• [Source material]
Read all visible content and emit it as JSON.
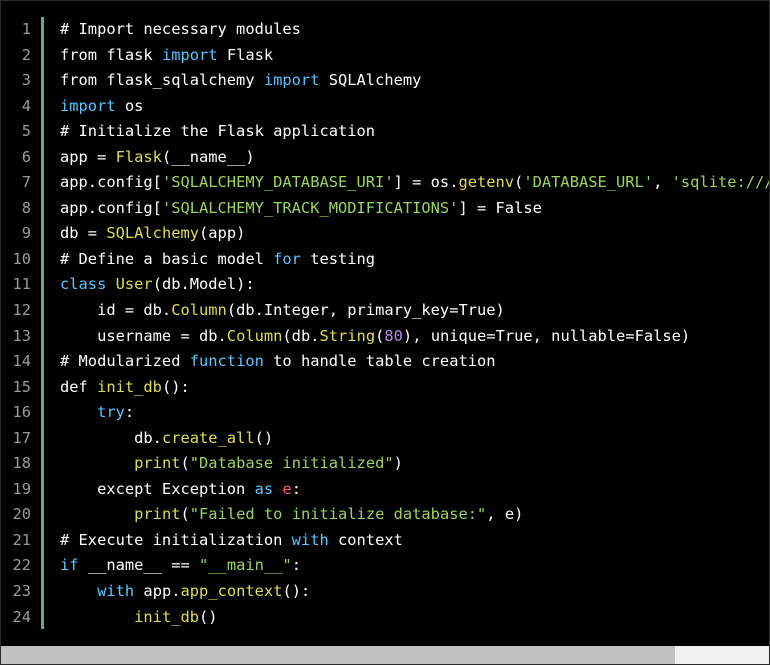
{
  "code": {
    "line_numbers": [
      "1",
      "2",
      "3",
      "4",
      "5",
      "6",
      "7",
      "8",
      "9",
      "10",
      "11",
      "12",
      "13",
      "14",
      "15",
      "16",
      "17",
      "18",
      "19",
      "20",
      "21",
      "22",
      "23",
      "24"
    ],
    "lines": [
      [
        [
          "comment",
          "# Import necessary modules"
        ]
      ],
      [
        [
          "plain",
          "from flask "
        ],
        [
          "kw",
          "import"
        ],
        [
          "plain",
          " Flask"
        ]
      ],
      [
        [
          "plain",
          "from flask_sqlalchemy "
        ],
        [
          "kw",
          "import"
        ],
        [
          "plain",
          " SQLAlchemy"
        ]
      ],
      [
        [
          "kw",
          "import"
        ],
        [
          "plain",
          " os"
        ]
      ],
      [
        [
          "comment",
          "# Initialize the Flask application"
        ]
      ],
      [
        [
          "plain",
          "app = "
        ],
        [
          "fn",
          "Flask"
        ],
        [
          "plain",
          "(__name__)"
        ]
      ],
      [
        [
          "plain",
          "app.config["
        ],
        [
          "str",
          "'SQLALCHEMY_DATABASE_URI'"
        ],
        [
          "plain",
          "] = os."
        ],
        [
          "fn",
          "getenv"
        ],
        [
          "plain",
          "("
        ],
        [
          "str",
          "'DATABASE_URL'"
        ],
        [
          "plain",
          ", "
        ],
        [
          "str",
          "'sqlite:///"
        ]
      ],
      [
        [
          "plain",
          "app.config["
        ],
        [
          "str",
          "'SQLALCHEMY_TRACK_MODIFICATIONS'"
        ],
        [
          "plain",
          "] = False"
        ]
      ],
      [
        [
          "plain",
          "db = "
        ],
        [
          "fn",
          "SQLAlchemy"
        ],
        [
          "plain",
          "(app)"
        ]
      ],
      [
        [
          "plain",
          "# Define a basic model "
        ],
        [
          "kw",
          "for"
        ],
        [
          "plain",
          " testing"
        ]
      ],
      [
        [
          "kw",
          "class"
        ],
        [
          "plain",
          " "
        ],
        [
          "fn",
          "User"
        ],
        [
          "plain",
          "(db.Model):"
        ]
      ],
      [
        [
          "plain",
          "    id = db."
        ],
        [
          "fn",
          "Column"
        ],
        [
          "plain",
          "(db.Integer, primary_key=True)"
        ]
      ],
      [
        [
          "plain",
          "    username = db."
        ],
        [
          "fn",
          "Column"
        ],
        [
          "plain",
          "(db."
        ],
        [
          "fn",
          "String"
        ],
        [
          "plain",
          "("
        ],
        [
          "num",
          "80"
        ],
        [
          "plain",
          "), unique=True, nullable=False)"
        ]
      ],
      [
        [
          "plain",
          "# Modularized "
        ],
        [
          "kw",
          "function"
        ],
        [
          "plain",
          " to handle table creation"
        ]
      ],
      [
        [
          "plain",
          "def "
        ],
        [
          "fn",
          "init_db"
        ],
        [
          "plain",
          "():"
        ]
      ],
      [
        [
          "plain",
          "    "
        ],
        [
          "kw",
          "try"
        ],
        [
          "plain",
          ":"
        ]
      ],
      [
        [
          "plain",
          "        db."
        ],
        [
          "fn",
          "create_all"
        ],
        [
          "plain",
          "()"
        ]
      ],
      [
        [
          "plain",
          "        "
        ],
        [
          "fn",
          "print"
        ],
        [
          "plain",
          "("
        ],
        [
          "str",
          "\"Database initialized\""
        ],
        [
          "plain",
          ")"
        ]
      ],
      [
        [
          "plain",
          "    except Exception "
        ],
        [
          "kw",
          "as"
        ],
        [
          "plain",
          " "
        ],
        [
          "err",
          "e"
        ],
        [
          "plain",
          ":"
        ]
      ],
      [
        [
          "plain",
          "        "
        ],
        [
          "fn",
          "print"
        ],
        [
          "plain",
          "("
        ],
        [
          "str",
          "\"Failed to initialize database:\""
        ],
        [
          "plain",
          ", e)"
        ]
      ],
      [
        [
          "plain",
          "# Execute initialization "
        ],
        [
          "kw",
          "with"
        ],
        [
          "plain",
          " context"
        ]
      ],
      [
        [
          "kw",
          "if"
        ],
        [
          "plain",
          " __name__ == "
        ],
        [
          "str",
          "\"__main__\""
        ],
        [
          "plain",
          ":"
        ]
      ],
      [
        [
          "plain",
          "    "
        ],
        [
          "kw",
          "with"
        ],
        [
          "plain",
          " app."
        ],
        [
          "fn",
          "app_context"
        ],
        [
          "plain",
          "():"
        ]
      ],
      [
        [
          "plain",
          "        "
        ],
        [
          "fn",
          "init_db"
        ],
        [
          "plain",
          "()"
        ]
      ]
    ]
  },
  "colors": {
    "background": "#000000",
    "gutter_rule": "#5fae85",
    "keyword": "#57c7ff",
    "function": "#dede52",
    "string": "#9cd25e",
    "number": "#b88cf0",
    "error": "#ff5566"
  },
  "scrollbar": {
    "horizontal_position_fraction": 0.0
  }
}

• [What you need to do] Each line containing the word "True" counts once; report the total alone.

• [Answer for the task] 2